### Dataset rows
================================
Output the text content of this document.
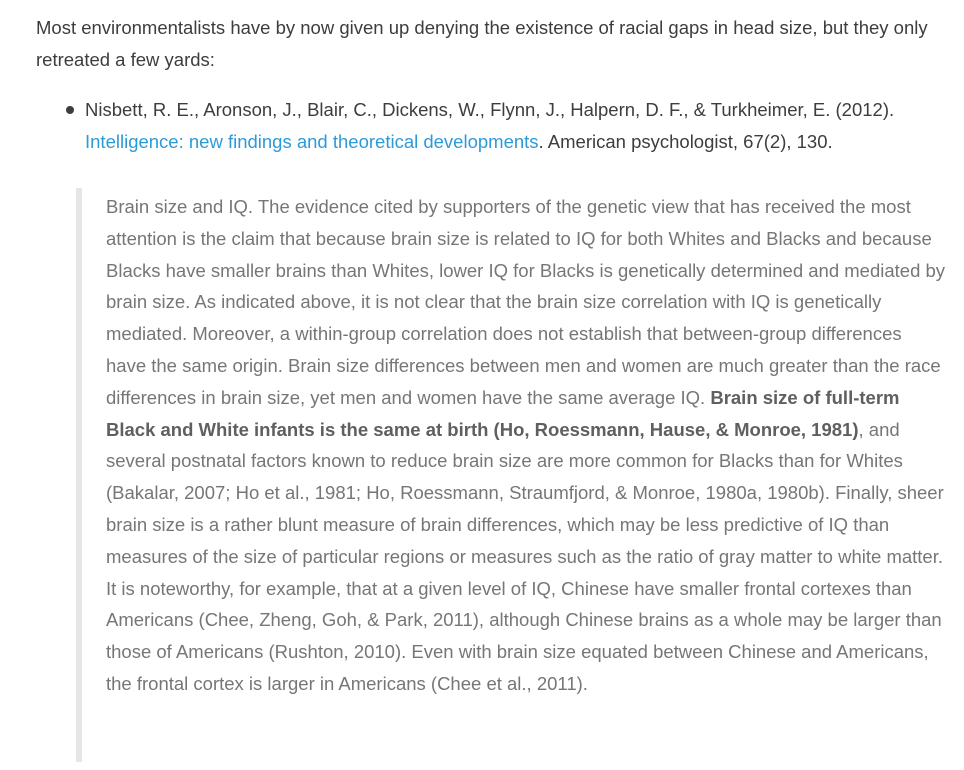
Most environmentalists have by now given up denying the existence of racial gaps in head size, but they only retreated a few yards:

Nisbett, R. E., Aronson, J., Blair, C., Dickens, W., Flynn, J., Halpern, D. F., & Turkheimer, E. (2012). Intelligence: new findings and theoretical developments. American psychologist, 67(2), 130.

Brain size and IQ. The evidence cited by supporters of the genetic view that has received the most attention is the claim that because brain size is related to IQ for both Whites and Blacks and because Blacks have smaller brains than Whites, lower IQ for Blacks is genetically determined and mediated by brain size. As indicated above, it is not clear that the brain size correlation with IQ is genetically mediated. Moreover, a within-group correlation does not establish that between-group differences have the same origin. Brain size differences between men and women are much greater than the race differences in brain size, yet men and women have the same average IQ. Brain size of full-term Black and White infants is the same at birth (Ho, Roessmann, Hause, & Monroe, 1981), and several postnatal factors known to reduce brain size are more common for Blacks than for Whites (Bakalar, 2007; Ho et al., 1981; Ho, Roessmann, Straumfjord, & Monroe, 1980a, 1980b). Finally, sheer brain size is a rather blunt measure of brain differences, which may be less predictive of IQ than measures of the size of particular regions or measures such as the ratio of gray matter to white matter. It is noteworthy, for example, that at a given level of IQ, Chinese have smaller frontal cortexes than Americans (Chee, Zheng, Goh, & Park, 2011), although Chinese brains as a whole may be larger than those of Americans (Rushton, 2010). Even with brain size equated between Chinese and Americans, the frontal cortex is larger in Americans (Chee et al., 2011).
================================
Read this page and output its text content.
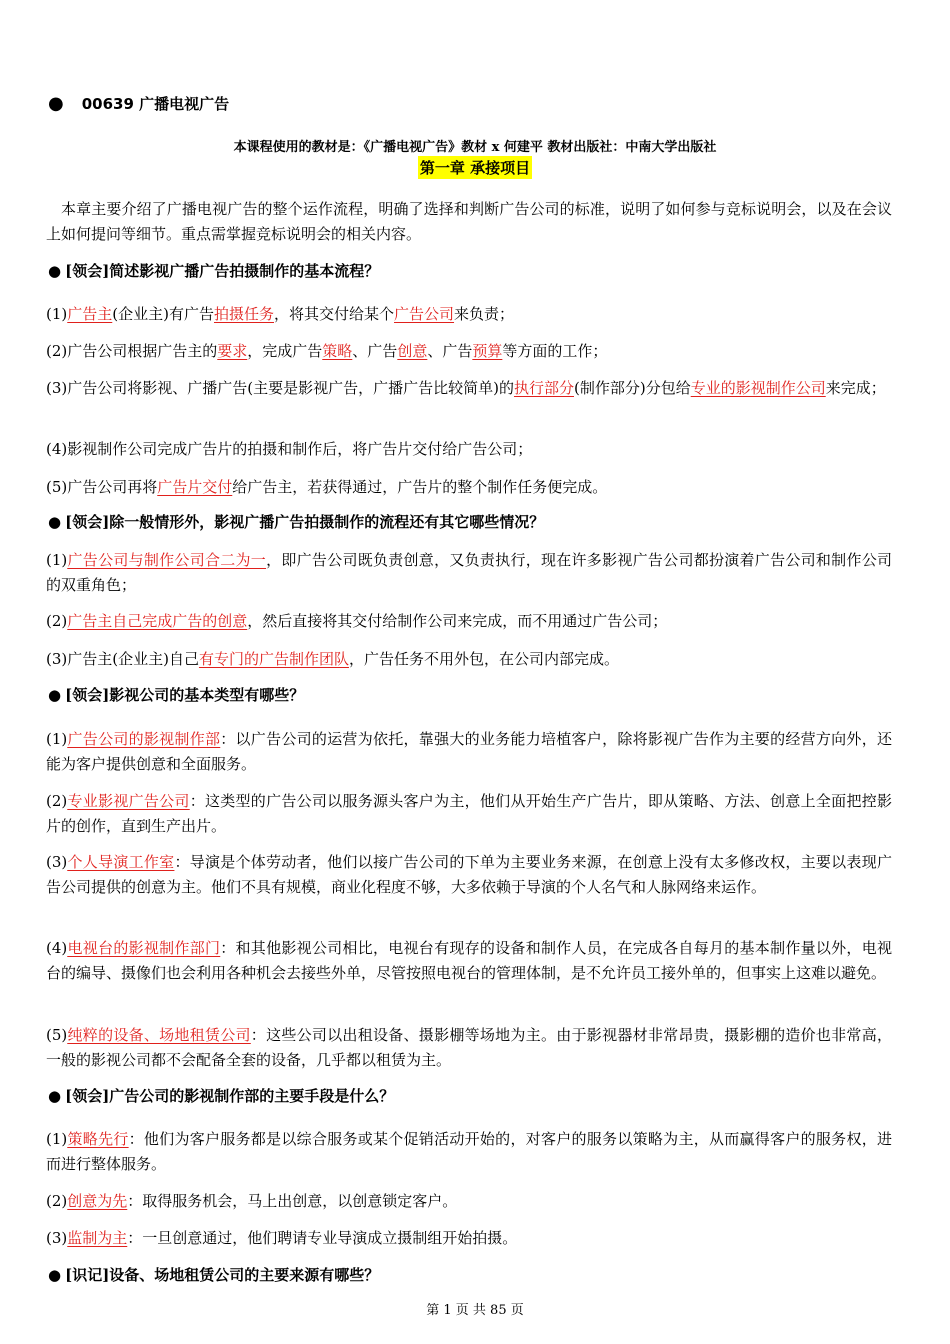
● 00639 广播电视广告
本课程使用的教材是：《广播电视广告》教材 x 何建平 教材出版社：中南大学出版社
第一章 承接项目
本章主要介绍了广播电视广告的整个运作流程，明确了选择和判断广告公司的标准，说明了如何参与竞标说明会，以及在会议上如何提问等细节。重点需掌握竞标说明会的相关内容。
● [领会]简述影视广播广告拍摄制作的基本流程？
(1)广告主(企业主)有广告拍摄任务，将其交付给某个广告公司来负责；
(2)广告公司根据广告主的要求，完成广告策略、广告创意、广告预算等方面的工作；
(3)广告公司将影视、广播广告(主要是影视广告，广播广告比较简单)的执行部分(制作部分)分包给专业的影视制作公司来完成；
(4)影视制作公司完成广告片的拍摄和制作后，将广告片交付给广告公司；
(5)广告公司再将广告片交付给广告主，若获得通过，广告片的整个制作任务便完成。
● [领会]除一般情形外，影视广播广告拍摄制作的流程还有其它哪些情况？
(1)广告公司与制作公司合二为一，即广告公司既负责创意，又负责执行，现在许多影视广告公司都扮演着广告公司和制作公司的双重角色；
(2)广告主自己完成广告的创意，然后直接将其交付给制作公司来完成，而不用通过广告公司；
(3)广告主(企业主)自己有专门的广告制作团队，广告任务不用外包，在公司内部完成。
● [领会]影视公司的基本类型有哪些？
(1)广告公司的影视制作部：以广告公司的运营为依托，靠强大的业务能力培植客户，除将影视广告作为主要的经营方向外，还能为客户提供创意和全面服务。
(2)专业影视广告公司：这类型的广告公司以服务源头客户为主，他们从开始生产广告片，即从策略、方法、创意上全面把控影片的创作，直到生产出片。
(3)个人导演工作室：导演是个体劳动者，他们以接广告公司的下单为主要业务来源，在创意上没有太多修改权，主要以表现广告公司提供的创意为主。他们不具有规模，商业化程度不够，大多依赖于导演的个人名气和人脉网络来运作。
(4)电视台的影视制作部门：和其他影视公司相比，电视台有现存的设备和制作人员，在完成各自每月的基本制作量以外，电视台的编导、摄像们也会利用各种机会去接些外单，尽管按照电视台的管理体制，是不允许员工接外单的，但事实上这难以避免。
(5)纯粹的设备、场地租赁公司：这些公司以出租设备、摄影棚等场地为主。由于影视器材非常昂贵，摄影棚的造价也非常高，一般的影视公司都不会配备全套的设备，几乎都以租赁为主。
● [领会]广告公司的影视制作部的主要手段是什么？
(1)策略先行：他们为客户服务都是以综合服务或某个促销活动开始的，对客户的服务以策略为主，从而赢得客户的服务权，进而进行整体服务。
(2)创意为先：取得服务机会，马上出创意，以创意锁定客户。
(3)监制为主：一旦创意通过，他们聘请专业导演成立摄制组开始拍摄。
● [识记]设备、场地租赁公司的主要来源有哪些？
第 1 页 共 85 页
================================
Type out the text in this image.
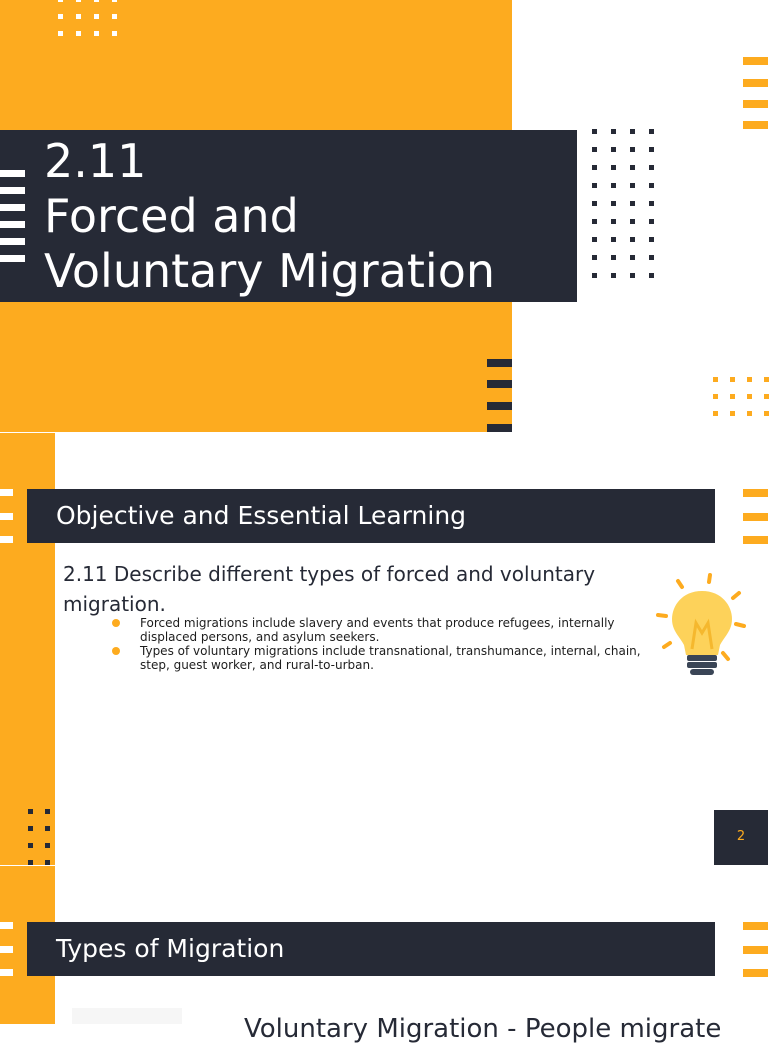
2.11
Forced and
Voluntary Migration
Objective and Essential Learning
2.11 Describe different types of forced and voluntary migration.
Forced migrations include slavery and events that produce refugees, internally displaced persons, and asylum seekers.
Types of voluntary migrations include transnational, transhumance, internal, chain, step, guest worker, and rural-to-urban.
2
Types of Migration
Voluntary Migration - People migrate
================================
### What you have to do
Identify and extract each line of the listing that contains "text".

### Worked answer
Output the text content of this document.
Read this page and output its text content.
Type out the text in this image.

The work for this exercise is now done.